■ **Information provided**
---------------

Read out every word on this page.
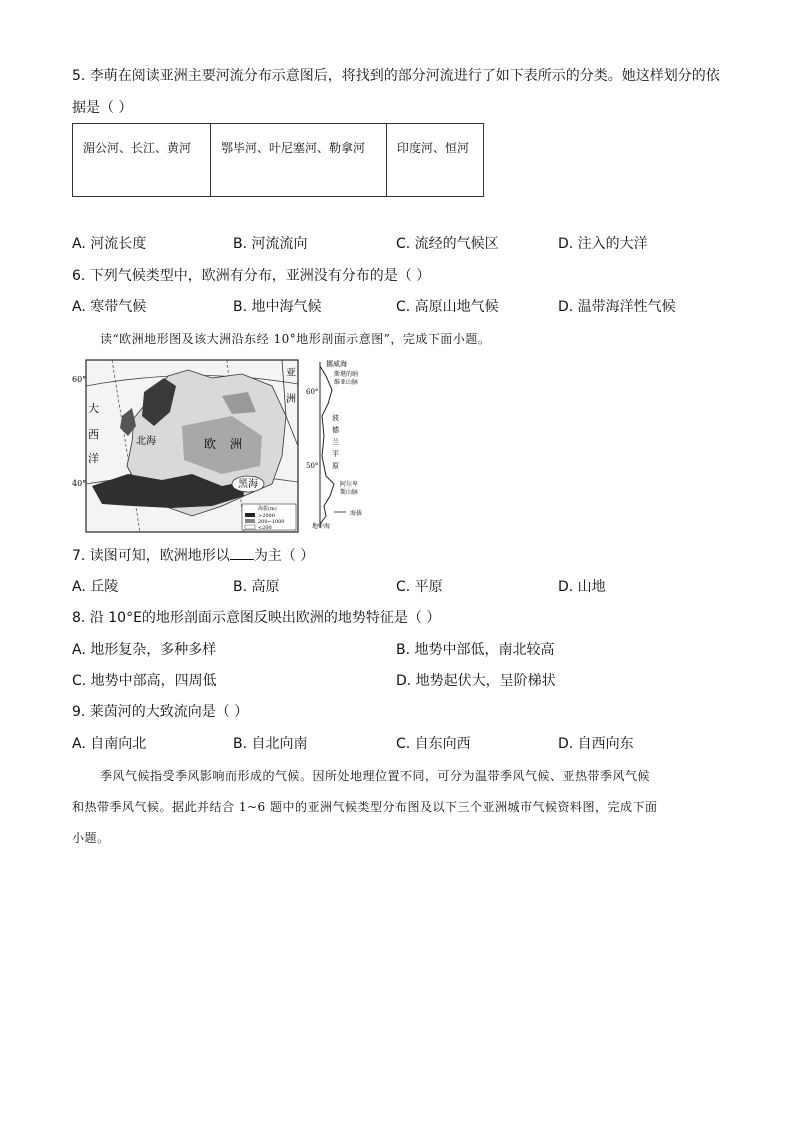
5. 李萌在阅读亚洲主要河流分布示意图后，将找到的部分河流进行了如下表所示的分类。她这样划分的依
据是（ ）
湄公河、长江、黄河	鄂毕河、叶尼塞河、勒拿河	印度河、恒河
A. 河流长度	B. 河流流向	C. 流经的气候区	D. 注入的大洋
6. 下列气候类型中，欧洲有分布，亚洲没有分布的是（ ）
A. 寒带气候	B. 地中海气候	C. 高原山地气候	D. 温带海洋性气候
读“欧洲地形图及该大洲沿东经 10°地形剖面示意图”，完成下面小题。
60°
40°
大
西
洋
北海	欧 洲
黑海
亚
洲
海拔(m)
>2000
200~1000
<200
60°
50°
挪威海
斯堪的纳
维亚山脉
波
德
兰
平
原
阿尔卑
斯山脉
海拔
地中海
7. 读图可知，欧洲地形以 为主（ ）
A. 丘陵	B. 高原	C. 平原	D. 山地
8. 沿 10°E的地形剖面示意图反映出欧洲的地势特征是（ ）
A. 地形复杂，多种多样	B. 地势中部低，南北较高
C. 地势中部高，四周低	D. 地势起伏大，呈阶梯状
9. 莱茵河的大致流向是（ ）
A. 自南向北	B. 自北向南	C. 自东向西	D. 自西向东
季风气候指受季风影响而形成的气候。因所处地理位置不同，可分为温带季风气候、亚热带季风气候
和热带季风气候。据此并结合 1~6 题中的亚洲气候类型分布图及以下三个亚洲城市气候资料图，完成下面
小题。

---------------

■ **Task description**
Pictures stay out of the copy; please restate every record above exactly.

■ **Result**
Read out every word on this page.
5. 李萌在阅读亚洲主要河流分布示意图后，将找到的部分河流进行了如下表所示的分类。她这样划分的依
据是（ ）
湄公河、长江、黄河	鄂毕河、叶尼塞河、勒拿河	印度河、恒河
A. 河流长度	B. 河流流向	C. 流经的气候区	D. 注入的大洋
6. 下列气候类型中，欧洲有分布，亚洲没有分布的是（ ）
A. 寒带气候	B. 地中海气候	C. 高原山地气候	D. 温带海洋性气候
读“欧洲地形图及该大洲沿东经 10°地形剖面示意图”，完成下面小题。
60°
40°
大
西
洋
北海	欧 洲
黑海
亚
洲
海拔(m)
>2000
200~1000
<200
60°
50°
挪威海
斯堪的纳
维亚山脉
波
德
兰
平
原
阿尔卑
斯山脉
海拔
地中海
7. 读图可知，欧洲地形以 为主（ ）
A. 丘陵	B. 高原	C. 平原	D. 山地
8. 沿 10°E的地形剖面示意图反映出欧洲的地势特征是（ ）
A. 地形复杂，多种多样	B. 地势中部低，南北较高
C. 地势中部高，四周低	D. 地势起伏大，呈阶梯状
9. 莱茵河的大致流向是（ ）
A. 自南向北	B. 自北向南	C. 自东向西	D. 自西向东
季风气候指受季风影响而形成的气候。因所处地理位置不同，可分为温带季风气候、亚热带季风气候
和热带季风气候。据此并结合 1~6 题中的亚洲气候类型分布图及以下三个亚洲城市气候资料图，完成下面
小题。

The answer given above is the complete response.